The request: Determine which lines of the records include the word "this", and copy them.

Data items:
START

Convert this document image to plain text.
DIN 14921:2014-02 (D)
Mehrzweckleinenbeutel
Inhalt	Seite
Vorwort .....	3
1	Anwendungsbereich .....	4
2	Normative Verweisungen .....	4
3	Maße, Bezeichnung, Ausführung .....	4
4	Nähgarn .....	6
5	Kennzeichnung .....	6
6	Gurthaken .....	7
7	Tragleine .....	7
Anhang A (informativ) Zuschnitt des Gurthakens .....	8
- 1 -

END
START

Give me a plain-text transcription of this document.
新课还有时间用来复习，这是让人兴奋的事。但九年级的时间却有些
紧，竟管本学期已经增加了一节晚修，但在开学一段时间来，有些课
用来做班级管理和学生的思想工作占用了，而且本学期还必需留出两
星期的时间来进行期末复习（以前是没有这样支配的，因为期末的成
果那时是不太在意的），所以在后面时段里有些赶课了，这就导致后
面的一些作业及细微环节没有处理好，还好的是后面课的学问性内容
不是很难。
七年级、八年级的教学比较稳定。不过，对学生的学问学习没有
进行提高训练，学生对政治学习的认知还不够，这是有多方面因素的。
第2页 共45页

END
START

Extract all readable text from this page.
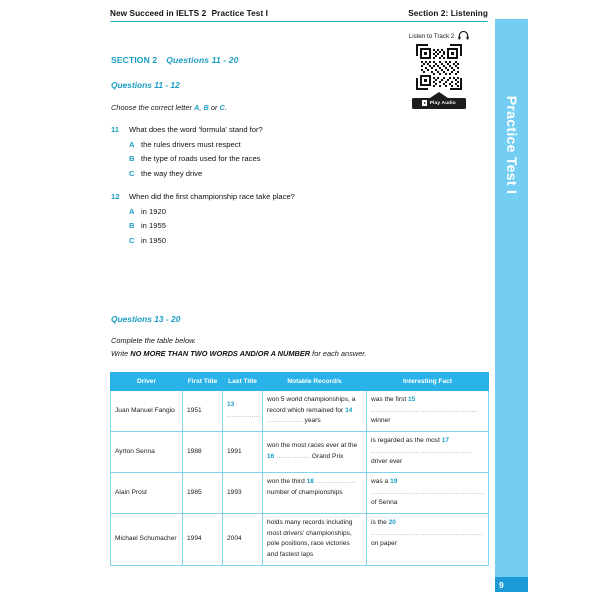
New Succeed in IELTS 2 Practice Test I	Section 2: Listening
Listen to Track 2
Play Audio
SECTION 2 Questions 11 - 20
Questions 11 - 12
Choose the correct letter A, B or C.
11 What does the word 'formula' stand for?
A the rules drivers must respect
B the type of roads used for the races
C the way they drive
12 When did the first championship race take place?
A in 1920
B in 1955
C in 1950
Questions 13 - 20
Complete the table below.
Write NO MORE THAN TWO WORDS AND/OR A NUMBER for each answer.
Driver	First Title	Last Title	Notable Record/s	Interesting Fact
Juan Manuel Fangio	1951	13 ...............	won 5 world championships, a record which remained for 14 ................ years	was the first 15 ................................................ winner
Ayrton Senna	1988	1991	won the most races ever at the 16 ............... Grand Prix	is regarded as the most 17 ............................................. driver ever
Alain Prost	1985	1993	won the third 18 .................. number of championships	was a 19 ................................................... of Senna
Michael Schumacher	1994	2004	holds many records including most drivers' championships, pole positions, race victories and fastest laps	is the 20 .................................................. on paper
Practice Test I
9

END

Expected answer:
Convert this document image to plain text.
Give me a plain-text transcription of this document.
Extract all readable text from this page.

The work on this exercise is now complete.